Gather each line containing the string "this" from these entries.

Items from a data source
Begin
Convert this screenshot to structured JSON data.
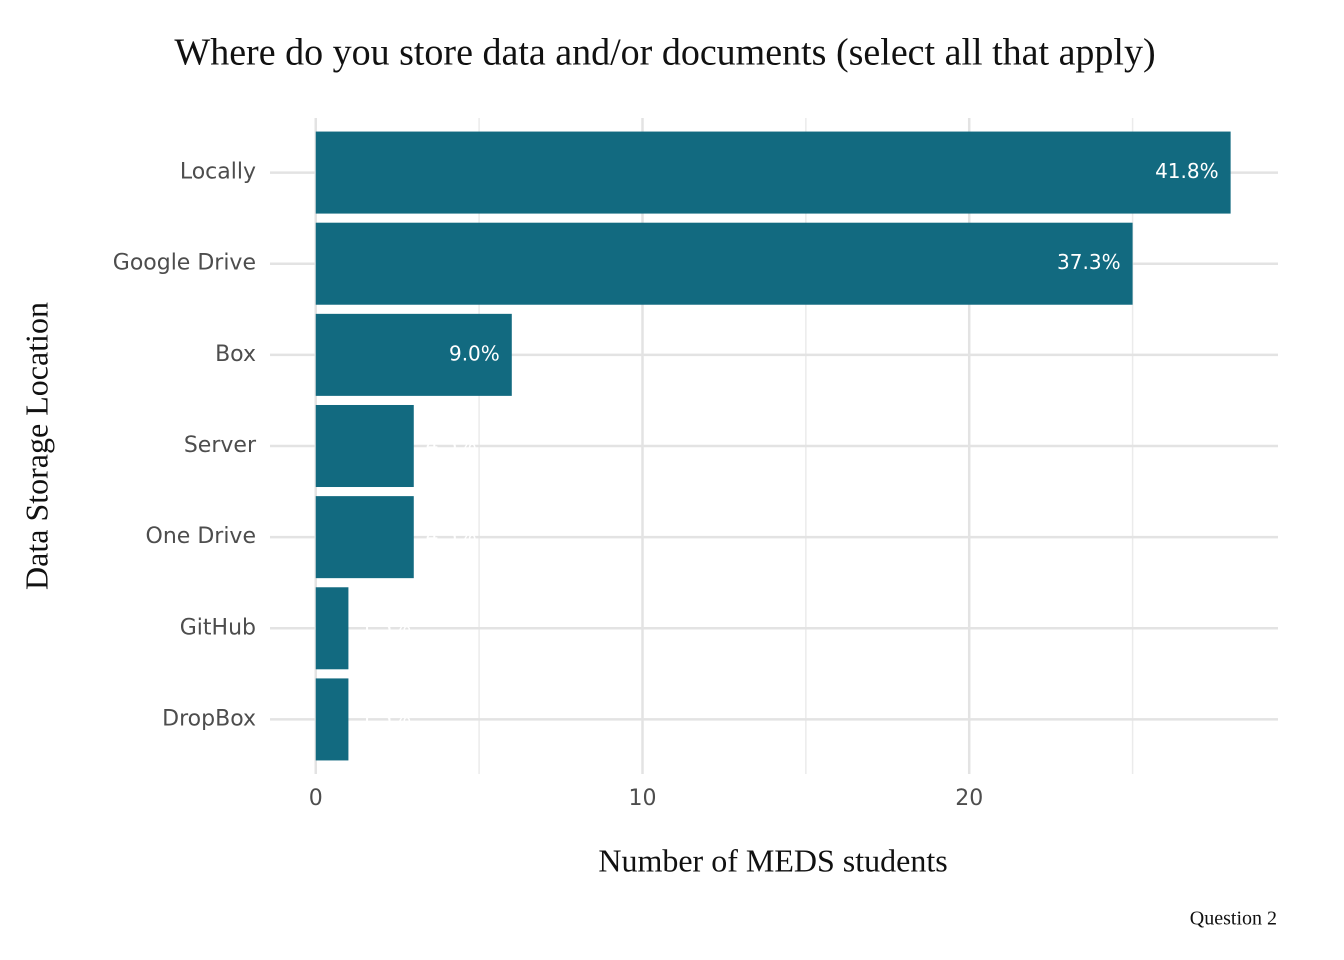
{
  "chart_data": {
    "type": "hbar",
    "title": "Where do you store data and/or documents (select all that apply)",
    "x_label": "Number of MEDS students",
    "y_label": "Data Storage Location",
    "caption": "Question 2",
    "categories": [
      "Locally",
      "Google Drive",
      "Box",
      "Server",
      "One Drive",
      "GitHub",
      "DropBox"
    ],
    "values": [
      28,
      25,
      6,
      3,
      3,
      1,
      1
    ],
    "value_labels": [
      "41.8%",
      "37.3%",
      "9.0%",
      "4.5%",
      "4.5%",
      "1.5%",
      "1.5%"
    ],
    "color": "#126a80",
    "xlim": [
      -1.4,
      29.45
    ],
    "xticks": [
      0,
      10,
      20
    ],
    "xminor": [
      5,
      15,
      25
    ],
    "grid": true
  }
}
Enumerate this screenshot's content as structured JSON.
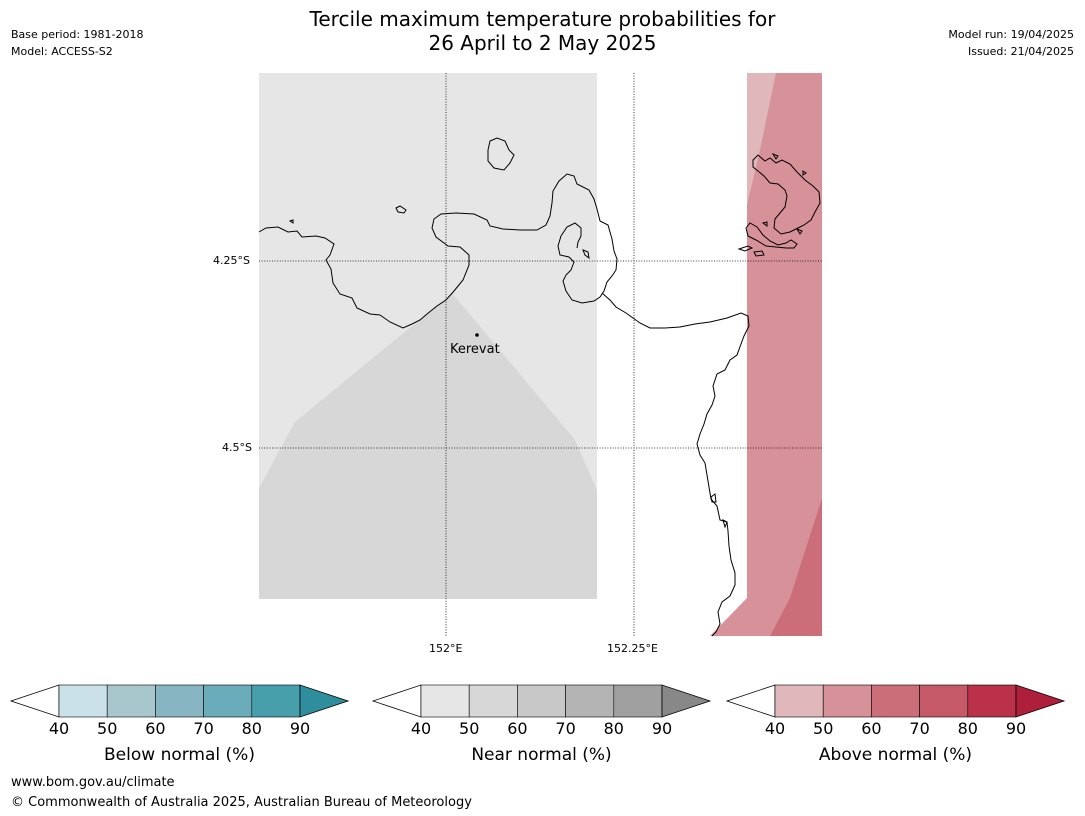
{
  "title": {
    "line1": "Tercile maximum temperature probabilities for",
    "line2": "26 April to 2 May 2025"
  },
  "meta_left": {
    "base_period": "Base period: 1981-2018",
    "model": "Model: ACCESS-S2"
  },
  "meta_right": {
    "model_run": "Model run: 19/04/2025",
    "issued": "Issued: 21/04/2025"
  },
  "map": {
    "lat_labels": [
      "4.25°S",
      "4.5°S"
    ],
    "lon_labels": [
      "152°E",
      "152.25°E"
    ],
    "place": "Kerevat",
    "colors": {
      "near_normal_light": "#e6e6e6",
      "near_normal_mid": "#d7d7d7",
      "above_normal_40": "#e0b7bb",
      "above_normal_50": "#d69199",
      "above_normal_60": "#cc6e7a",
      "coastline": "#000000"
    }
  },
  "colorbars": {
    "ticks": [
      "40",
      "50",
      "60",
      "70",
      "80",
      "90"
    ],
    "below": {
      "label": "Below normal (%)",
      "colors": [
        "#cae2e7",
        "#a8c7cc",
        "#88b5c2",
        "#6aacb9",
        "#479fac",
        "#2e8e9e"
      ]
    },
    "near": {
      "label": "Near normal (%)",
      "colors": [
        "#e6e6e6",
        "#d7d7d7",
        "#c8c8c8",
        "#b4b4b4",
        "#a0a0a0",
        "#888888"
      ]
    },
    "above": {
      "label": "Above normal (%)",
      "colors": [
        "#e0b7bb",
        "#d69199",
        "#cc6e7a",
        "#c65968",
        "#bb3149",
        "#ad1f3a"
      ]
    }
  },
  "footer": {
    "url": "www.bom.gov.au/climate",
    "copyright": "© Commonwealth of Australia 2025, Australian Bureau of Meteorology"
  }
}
End
(TASK OUTPUT):
Convert this screenshot to structured JSON data.
Enumerate this screenshot's content as structured JSON.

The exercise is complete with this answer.